- REQUIREMENTS
Every line containing the word "this" needs to be found and copied.

- RECORDED DATA
=-=-=
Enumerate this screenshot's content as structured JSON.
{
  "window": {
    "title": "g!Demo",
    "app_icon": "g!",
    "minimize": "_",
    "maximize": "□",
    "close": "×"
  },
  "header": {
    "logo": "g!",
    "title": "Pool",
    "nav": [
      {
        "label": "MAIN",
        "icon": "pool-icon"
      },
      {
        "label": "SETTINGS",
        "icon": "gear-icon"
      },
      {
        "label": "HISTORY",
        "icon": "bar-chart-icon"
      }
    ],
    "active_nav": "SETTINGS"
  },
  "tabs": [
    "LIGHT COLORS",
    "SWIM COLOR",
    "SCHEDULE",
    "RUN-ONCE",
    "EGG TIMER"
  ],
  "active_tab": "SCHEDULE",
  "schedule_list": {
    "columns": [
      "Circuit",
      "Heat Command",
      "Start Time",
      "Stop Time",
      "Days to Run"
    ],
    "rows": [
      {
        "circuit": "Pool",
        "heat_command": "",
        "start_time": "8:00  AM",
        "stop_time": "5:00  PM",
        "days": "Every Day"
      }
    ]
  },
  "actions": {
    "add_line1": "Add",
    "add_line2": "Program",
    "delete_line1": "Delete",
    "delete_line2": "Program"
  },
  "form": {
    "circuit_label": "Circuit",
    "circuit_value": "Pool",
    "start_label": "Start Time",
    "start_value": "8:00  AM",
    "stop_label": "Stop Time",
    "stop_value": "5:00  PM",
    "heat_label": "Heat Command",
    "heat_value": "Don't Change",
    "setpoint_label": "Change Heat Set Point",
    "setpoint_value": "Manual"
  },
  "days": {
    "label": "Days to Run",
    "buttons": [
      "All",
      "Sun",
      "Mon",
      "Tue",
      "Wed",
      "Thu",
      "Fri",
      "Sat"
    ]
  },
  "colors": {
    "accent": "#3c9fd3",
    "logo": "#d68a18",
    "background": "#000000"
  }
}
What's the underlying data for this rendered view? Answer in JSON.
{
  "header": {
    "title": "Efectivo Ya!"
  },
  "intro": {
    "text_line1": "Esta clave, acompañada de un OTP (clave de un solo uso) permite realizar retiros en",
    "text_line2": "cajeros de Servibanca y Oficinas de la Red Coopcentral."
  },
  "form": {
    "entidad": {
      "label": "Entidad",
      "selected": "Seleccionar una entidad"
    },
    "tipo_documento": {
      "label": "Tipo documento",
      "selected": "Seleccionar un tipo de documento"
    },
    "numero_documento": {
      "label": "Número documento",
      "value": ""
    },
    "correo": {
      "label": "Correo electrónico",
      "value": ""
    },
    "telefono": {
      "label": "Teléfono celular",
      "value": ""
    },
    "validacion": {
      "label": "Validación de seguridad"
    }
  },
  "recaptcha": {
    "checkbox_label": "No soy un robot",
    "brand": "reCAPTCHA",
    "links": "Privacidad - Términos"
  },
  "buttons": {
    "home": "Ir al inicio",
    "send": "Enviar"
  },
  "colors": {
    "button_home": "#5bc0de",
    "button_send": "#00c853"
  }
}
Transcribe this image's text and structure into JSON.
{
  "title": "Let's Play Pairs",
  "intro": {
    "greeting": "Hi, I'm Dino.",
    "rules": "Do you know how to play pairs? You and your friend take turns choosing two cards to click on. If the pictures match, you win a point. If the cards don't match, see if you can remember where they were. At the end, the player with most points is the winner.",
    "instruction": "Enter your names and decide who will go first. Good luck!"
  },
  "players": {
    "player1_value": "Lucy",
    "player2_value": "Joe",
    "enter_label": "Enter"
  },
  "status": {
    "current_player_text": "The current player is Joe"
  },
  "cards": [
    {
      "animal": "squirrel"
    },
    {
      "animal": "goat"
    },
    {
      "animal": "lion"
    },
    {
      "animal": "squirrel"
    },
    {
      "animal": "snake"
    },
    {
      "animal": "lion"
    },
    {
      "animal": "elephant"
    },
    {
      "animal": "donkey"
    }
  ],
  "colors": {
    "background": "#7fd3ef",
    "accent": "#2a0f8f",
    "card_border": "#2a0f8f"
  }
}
=-=-=
- TASK SOLUTION
Enumerate this screenshot's content as structured JSON.
What's the underlying data for this rendered view? Answer in JSON.
Transcribe this image's text and structure into JSON.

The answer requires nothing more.